● **The data**:
------------------------------

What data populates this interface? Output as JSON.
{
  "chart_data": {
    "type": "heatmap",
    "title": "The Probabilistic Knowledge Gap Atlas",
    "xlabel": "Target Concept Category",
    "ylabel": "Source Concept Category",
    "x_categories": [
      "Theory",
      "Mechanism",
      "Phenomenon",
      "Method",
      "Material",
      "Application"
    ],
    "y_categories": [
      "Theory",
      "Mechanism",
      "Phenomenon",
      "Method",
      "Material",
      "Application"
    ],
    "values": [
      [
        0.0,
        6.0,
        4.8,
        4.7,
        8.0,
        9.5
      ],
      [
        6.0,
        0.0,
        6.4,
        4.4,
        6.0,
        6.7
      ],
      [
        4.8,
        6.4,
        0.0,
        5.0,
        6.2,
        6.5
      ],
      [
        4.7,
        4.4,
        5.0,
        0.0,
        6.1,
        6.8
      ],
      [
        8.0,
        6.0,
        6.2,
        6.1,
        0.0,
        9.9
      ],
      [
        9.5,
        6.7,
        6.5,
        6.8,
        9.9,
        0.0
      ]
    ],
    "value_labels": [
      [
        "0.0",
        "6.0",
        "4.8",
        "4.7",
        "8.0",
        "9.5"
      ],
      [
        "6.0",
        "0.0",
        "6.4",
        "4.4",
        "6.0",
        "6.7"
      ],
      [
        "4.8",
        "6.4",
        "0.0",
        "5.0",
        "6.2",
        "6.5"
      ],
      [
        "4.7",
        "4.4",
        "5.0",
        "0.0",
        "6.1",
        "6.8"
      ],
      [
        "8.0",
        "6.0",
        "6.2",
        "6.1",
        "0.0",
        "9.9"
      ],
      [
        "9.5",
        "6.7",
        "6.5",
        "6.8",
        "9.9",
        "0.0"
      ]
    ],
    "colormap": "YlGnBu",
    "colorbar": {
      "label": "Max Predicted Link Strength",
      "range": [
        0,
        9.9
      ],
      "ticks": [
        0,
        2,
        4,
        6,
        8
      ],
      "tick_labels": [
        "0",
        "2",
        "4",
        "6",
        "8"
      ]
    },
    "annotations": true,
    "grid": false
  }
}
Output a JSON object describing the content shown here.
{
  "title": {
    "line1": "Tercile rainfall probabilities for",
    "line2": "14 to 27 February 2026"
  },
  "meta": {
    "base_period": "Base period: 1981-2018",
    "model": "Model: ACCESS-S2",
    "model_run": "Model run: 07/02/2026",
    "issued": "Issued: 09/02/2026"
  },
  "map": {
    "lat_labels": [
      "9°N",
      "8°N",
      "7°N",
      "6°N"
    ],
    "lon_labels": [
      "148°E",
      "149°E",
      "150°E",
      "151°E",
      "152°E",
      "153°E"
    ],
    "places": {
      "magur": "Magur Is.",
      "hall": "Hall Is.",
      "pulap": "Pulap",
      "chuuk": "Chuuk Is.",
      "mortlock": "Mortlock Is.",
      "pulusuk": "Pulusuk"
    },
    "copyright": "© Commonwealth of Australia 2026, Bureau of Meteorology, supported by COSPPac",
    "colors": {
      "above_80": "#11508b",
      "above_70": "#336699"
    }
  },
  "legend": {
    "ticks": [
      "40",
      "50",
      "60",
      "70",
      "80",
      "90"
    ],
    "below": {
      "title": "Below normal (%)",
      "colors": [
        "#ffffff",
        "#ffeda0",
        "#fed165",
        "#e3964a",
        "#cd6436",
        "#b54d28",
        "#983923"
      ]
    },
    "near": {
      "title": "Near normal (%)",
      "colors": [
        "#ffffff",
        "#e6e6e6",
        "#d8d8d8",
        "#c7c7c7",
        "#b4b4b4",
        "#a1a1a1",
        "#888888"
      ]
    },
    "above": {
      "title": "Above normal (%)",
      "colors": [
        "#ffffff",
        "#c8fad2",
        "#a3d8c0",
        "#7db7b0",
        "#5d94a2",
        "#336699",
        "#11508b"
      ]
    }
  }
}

------------------------------

● **What the task asks**:
Repeat every entry word for word.

● **Task response**:
What data populates this interface? Output as JSON.
{
  "chart_data": {
    "type": "heatmap",
    "title": "The Probabilistic Knowledge Gap Atlas",
    "xlabel": "Target Concept Category",
    "ylabel": "Source Concept Category",
    "x_categories": [
      "Theory",
      "Mechanism",
      "Phenomenon",
      "Method",
      "Material",
      "Application"
    ],
    "y_categories": [
      "Theory",
      "Mechanism",
      "Phenomenon",
      "Method",
      "Material",
      "Application"
    ],
    "values": [
      [
        0.0,
        6.0,
        4.8,
        4.7,
        8.0,
        9.5
      ],
      [
        6.0,
        0.0,
        6.4,
        4.4,
        6.0,
        6.7
      ],
      [
        4.8,
        6.4,
        0.0,
        5.0,
        6.2,
        6.5
      ],
      [
        4.7,
        4.4,
        5.0,
        0.0,
        6.1,
        6.8
      ],
      [
        8.0,
        6.0,
        6.2,
        6.1,
        0.0,
        9.9
      ],
      [
        9.5,
        6.7,
        6.5,
        6.8,
        9.9,
        0.0
      ]
    ],
    "value_labels": [
      [
        "0.0",
        "6.0",
        "4.8",
        "4.7",
        "8.0",
        "9.5"
      ],
      [
        "6.0",
        "0.0",
        "6.4",
        "4.4",
        "6.0",
        "6.7"
      ],
      [
        "4.8",
        "6.4",
        "0.0",
        "5.0",
        "6.2",
        "6.5"
      ],
      [
        "4.7",
        "4.4",
        "5.0",
        "0.0",
        "6.1",
        "6.8"
      ],
      [
        "8.0",
        "6.0",
        "6.2",
        "6.1",
        "0.0",
        "9.9"
      ],
      [
        "9.5",
        "6.7",
        "6.5",
        "6.8",
        "9.9",
        "0.0"
      ]
    ],
    "colormap": "YlGnBu",
    "colorbar": {
      "label": "Max Predicted Link Strength",
      "range": [
        0,
        9.9
      ],
      "ticks": [
        0,
        2,
        4,
        6,
        8
      ],
      "tick_labels": [
        "0",
        "2",
        "4",
        "6",
        "8"
      ]
    },
    "annotations": true,
    "grid": false
  }
}
Output a JSON object describing the content shown here.
{
  "title": {
    "line1": "Tercile rainfall probabilities for",
    "line2": "14 to 27 February 2026"
  },
  "meta": {
    "base_period": "Base period: 1981-2018",
    "model": "Model: ACCESS-S2",
    "model_run": "Model run: 07/02/2026",
    "issued": "Issued: 09/02/2026"
  },
  "map": {
    "lat_labels": [
      "9°N",
      "8°N",
      "7°N",
      "6°N"
    ],
    "lon_labels": [
      "148°E",
      "149°E",
      "150°E",
      "151°E",
      "152°E",
      "153°E"
    ],
    "places": {
      "magur": "Magur Is.",
      "hall": "Hall Is.",
      "pulap": "Pulap",
      "chuuk": "Chuuk Is.",
      "mortlock": "Mortlock Is.",
      "pulusuk": "Pulusuk"
    },
    "copyright": "© Commonwealth of Australia 2026, Bureau of Meteorology, supported by COSPPac",
    "colors": {
      "above_80": "#11508b",
      "above_70": "#336699"
    }
  },
  "legend": {
    "ticks": [
      "40",
      "50",
      "60",
      "70",
      "80",
      "90"
    ],
    "below": {
      "title": "Below normal (%)",
      "colors": [
        "#ffffff",
        "#ffeda0",
        "#fed165",
        "#e3964a",
        "#cd6436",
        "#b54d28",
        "#983923"
      ]
    },
    "near": {
      "title": "Near normal (%)",
      "colors": [
        "#ffffff",
        "#e6e6e6",
        "#d8d8d8",
        "#c7c7c7",
        "#b4b4b4",
        "#a1a1a1",
        "#888888"
      ]
    },
    "above": {
      "title": "Above normal (%)",
      "colors": [
        "#ffffff",
        "#c8fad2",
        "#a3d8c0",
        "#7db7b0",
        "#5d94a2",
        "#336699",
        "#11508b"
      ]
    }
  }
}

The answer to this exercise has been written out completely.